* **STATED GOAL**:
The entries below should be output exactly as written.

* **TASK INPUT**:
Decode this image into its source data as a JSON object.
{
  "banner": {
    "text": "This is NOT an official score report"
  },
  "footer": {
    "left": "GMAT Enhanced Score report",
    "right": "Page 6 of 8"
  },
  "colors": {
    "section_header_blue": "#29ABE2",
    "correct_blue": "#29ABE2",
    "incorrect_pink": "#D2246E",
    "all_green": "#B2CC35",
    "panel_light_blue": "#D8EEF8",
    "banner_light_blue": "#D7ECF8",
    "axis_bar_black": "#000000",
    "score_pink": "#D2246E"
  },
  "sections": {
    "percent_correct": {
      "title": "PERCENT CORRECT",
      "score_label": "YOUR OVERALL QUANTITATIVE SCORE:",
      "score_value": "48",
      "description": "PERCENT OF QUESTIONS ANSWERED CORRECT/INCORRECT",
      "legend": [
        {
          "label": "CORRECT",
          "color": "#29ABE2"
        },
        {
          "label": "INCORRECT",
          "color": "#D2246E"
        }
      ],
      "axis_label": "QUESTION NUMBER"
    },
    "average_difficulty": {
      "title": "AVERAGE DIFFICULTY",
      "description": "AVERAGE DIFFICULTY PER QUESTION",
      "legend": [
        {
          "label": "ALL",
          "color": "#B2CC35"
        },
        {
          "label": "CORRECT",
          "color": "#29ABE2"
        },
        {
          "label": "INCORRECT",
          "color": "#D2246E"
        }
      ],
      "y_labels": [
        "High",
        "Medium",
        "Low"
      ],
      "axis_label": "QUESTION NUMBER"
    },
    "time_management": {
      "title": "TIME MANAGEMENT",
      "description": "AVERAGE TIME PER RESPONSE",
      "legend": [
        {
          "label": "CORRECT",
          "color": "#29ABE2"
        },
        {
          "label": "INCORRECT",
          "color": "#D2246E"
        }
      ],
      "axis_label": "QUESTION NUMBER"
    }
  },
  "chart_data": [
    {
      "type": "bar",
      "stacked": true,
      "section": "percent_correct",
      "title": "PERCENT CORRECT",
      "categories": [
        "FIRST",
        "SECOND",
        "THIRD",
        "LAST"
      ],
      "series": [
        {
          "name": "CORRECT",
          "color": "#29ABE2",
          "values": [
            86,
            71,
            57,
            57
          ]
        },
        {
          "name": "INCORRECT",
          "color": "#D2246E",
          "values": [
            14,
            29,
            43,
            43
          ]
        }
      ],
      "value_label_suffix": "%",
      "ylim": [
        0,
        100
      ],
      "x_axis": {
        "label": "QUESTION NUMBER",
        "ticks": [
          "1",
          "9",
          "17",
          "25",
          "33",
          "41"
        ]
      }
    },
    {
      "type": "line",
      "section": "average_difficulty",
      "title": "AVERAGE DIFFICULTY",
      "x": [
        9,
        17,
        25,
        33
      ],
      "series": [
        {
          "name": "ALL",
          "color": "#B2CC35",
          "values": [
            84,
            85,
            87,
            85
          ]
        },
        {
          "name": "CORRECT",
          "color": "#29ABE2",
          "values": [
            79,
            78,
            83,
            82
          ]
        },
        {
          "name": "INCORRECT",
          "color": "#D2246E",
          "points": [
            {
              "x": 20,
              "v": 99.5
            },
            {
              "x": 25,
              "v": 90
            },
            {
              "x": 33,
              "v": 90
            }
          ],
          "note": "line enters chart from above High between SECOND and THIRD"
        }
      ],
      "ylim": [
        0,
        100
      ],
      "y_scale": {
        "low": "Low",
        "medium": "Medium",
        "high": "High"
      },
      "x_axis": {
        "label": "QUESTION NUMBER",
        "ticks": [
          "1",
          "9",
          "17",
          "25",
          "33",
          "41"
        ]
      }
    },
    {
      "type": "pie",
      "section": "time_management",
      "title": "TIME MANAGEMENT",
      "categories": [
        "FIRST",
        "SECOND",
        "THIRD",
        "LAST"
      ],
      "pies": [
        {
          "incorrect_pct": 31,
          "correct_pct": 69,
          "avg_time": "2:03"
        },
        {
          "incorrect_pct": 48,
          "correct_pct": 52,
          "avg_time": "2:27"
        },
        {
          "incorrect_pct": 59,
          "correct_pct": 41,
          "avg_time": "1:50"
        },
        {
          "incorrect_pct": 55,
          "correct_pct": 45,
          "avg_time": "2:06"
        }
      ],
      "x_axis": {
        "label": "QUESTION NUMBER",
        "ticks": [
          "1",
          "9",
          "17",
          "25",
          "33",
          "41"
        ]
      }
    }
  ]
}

* **RESULT FOR THIS EXERCISE**:
Decode this image into its source data as a JSON object.
{
  "banner": {
    "text": "This is NOT an official score report"
  },
  "footer": {
    "left": "GMAT Enhanced Score report",
    "right": "Page 6 of 8"
  },
  "colors": {
    "section_header_blue": "#29ABE2",
    "correct_blue": "#29ABE2",
    "incorrect_pink": "#D2246E",
    "all_green": "#B2CC35",
    "panel_light_blue": "#D8EEF8",
    "banner_light_blue": "#D7ECF8",
    "axis_bar_black": "#000000",
    "score_pink": "#D2246E"
  },
  "sections": {
    "percent_correct": {
      "title": "PERCENT CORRECT",
      "score_label": "YOUR OVERALL QUANTITATIVE SCORE:",
      "score_value": "48",
      "description": "PERCENT OF QUESTIONS ANSWERED CORRECT/INCORRECT",
      "legend": [
        {
          "label": "CORRECT",
          "color": "#29ABE2"
        },
        {
          "label": "INCORRECT",
          "color": "#D2246E"
        }
      ],
      "axis_label": "QUESTION NUMBER"
    },
    "average_difficulty": {
      "title": "AVERAGE DIFFICULTY",
      "description": "AVERAGE DIFFICULTY PER QUESTION",
      "legend": [
        {
          "label": "ALL",
          "color": "#B2CC35"
        },
        {
          "label": "CORRECT",
          "color": "#29ABE2"
        },
        {
          "label": "INCORRECT",
          "color": "#D2246E"
        }
      ],
      "y_labels": [
        "High",
        "Medium",
        "Low"
      ],
      "axis_label": "QUESTION NUMBER"
    },
    "time_management": {
      "title": "TIME MANAGEMENT",
      "description": "AVERAGE TIME PER RESPONSE",
      "legend": [
        {
          "label": "CORRECT",
          "color": "#29ABE2"
        },
        {
          "label": "INCORRECT",
          "color": "#D2246E"
        }
      ],
      "axis_label": "QUESTION NUMBER"
    }
  },
  "chart_data": [
    {
      "type": "bar",
      "stacked": true,
      "section": "percent_correct",
      "title": "PERCENT CORRECT",
      "categories": [
        "FIRST",
        "SECOND",
        "THIRD",
        "LAST"
      ],
      "series": [
        {
          "name": "CORRECT",
          "color": "#29ABE2",
          "values": [
            86,
            71,
            57,
            57
          ]
        },
        {
          "name": "INCORRECT",
          "color": "#D2246E",
          "values": [
            14,
            29,
            43,
            43
          ]
        }
      ],
      "value_label_suffix": "%",
      "ylim": [
        0,
        100
      ],
      "x_axis": {
        "label": "QUESTION NUMBER",
        "ticks": [
          "1",
          "9",
          "17",
          "25",
          "33",
          "41"
        ]
      }
    },
    {
      "type": "line",
      "section": "average_difficulty",
      "title": "AVERAGE DIFFICULTY",
      "x": [
        9,
        17,
        25,
        33
      ],
      "series": [
        {
          "name": "ALL",
          "color": "#B2CC35",
          "values": [
            84,
            85,
            87,
            85
          ]
        },
        {
          "name": "CORRECT",
          "color": "#29ABE2",
          "values": [
            79,
            78,
            83,
            82
          ]
        },
        {
          "name": "INCORRECT",
          "color": "#D2246E",
          "points": [
            {
              "x": 20,
              "v": 99.5
            },
            {
              "x": 25,
              "v": 90
            },
            {
              "x": 33,
              "v": 90
            }
          ],
          "note": "line enters chart from above High between SECOND and THIRD"
        }
      ],
      "ylim": [
        0,
        100
      ],
      "y_scale": {
        "low": "Low",
        "medium": "Medium",
        "high": "High"
      },
      "x_axis": {
        "label": "QUESTION NUMBER",
        "ticks": [
          "1",
          "9",
          "17",
          "25",
          "33",
          "41"
        ]
      }
    },
    {
      "type": "pie",
      "section": "time_management",
      "title": "TIME MANAGEMENT",
      "categories": [
        "FIRST",
        "SECOND",
        "THIRD",
        "LAST"
      ],
      "pies": [
        {
          "incorrect_pct": 31,
          "correct_pct": 69,
          "avg_time": "2:03"
        },
        {
          "incorrect_pct": 48,
          "correct_pct": 52,
          "avg_time": "2:27"
        },
        {
          "incorrect_pct": 59,
          "correct_pct": 41,
          "avg_time": "1:50"
        },
        {
          "incorrect_pct": 55,
          "correct_pct": 45,
          "avg_time": "2:06"
        }
      ],
      "x_axis": {
        "label": "QUESTION NUMBER",
        "ticks": [
          "1",
          "9",
          "17",
          "25",
          "33",
          "41"
        ]
      }
    }
  ]
}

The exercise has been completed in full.